(Stored data)
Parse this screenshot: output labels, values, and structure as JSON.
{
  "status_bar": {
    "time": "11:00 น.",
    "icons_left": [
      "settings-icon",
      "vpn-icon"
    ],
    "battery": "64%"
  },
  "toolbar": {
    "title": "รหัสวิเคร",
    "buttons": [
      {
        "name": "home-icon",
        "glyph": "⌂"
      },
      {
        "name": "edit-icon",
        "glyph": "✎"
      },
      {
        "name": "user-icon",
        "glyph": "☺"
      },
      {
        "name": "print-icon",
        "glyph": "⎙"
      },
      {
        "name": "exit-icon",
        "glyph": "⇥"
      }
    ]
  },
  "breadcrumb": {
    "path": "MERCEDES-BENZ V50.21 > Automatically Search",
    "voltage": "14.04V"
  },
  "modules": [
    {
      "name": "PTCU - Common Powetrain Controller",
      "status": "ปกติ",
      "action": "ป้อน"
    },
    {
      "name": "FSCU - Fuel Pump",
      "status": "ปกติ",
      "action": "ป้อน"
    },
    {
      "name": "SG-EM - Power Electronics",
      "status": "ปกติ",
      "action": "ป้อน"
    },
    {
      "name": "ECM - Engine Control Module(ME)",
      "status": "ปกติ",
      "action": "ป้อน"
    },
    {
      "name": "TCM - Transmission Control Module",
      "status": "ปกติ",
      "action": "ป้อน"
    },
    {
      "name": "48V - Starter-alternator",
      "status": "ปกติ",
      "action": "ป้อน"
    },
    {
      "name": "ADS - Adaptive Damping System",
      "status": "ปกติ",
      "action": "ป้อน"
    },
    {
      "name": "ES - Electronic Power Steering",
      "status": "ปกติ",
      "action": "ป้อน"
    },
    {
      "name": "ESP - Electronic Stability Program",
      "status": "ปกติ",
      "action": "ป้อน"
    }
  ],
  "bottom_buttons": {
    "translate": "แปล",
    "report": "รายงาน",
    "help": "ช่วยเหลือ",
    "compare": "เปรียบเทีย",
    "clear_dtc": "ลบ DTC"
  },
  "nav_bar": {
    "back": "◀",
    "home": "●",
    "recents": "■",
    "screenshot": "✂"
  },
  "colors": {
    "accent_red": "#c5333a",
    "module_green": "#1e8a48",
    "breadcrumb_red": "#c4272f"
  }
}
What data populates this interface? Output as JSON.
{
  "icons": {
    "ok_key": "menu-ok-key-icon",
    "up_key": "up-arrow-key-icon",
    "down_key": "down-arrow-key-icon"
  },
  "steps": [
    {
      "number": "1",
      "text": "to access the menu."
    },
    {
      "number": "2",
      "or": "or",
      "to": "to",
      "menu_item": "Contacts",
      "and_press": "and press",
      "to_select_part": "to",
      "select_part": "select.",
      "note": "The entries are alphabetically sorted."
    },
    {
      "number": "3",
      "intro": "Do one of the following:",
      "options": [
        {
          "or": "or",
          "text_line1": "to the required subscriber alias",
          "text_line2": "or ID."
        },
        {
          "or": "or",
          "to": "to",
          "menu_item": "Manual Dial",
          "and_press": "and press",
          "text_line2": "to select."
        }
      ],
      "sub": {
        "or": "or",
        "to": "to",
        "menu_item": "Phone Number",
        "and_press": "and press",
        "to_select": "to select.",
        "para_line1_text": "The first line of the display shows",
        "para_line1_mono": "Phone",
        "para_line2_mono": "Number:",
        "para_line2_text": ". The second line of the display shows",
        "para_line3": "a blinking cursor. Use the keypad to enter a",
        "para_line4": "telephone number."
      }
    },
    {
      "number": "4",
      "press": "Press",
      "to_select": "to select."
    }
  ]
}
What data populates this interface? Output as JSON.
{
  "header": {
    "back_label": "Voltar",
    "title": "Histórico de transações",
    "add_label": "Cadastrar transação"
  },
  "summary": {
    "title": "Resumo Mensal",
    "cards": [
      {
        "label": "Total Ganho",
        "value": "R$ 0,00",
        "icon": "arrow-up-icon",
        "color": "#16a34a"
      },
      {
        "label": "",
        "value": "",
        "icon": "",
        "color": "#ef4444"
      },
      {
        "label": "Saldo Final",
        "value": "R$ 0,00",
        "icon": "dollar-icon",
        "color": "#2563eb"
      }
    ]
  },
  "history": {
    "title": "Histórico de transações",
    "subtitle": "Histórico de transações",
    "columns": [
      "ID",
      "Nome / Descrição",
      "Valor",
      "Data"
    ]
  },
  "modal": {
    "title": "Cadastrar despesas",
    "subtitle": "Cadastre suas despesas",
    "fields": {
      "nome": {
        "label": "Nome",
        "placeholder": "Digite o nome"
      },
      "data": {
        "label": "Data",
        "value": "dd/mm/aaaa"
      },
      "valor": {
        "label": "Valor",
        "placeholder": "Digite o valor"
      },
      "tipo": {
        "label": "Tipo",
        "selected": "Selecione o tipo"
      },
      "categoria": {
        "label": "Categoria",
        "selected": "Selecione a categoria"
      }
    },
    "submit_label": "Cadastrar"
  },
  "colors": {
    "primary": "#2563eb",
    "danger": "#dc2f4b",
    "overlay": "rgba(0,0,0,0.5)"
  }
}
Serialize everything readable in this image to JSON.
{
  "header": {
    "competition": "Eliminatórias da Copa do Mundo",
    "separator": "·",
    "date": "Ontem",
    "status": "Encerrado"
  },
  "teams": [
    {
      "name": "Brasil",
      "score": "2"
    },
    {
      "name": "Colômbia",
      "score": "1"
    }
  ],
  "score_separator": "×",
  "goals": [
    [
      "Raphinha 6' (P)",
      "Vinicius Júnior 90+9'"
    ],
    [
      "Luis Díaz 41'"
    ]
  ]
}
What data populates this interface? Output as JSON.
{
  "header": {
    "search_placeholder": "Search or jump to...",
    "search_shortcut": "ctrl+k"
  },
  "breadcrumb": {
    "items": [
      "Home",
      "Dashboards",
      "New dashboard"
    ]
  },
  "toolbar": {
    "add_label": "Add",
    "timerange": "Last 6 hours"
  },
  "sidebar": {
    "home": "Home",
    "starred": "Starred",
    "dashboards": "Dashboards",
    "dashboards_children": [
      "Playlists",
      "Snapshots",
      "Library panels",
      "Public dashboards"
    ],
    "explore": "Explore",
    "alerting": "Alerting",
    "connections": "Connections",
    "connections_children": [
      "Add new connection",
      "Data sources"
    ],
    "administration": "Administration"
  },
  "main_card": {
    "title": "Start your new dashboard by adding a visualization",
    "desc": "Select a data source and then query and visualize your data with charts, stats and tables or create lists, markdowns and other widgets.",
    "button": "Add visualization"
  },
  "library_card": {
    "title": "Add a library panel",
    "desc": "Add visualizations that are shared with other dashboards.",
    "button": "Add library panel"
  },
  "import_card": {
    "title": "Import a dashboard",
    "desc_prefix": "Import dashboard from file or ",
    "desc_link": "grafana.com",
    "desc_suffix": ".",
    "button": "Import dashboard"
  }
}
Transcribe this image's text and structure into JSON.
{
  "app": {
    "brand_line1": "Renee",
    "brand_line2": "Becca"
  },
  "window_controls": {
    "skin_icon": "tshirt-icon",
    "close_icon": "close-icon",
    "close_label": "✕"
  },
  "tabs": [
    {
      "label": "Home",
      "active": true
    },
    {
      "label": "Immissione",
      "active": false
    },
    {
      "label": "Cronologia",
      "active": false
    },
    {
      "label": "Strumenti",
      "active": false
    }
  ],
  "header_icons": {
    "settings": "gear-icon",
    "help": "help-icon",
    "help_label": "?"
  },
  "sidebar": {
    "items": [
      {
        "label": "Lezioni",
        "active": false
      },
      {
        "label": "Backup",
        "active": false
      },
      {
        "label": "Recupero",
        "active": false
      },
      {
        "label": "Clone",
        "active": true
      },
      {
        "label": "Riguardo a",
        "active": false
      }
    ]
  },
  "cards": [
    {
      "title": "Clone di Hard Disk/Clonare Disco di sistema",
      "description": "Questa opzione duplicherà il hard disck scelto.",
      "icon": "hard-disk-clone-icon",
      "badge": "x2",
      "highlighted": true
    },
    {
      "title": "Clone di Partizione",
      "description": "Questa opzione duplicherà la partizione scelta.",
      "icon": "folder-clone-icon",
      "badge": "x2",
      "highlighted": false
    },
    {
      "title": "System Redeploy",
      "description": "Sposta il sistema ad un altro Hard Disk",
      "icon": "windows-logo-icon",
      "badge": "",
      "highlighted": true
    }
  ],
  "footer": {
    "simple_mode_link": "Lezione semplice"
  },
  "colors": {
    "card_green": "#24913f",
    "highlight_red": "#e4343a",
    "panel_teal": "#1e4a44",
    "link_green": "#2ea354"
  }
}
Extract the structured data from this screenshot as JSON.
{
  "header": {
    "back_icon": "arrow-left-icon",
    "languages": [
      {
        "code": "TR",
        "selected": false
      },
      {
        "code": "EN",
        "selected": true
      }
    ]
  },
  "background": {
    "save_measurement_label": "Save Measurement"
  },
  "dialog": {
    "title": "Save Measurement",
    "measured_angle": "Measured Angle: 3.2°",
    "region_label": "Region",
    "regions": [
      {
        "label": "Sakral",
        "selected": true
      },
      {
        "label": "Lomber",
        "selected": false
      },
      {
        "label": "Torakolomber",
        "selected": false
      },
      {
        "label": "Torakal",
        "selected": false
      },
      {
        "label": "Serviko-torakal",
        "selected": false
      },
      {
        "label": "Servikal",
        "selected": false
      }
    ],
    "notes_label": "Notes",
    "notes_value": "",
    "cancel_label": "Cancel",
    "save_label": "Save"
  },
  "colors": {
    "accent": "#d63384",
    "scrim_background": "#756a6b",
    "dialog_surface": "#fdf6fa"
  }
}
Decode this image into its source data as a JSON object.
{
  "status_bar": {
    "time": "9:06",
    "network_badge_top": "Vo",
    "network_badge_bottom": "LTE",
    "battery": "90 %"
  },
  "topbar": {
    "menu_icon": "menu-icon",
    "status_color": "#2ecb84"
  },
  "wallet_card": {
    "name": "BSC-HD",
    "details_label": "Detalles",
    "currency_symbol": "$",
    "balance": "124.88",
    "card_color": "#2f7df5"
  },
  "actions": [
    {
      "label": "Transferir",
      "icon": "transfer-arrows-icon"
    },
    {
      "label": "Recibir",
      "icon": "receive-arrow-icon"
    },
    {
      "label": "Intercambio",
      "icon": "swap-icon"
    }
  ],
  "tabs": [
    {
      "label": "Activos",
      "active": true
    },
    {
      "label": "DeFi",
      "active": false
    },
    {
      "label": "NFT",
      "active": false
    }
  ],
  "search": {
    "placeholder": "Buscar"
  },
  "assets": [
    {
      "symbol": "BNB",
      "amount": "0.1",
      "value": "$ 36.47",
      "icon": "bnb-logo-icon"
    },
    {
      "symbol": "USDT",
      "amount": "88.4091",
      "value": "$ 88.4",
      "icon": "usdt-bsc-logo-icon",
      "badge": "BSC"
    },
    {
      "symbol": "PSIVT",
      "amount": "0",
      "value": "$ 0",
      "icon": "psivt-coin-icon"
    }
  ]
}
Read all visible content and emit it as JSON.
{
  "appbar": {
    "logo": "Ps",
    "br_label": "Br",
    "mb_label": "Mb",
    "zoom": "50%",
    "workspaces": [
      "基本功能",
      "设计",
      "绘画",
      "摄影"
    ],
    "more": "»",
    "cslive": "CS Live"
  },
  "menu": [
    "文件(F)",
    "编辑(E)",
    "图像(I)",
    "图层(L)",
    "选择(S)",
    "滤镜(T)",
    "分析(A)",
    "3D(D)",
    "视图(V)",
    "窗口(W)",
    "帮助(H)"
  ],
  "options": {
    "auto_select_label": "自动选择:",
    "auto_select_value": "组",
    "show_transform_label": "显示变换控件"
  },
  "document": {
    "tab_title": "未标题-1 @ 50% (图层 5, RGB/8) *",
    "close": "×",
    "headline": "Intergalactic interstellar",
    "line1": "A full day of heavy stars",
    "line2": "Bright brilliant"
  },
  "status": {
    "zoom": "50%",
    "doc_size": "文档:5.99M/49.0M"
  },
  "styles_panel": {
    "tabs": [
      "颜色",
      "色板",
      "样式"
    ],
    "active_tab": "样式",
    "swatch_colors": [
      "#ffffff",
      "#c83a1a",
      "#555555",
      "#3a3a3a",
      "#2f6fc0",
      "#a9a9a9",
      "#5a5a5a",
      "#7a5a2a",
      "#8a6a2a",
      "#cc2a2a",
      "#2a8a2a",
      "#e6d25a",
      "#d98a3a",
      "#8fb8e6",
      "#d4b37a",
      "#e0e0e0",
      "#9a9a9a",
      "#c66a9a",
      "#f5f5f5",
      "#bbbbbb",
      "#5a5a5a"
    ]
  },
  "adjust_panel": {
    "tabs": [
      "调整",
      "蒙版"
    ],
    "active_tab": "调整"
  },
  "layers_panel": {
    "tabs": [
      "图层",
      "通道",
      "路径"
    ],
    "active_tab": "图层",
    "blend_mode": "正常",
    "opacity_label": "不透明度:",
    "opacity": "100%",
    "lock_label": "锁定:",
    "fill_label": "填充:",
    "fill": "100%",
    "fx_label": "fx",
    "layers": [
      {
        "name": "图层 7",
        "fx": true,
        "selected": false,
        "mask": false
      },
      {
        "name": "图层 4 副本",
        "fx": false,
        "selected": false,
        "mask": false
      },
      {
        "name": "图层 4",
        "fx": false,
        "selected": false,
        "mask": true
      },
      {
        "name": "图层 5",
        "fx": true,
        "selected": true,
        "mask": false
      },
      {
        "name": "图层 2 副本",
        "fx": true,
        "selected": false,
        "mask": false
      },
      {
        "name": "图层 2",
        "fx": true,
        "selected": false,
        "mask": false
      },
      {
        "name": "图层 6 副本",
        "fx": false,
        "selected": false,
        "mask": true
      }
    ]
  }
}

## What you are asked to do
Scan the listing above and identify each line holding the string "logo"; copy every such line.

## Result of this task
      "icon": "windows-logo-icon",
      "icon": "bnb-logo-icon"
      "icon": "usdt-bsc-logo-icon",
    "logo": "Ps",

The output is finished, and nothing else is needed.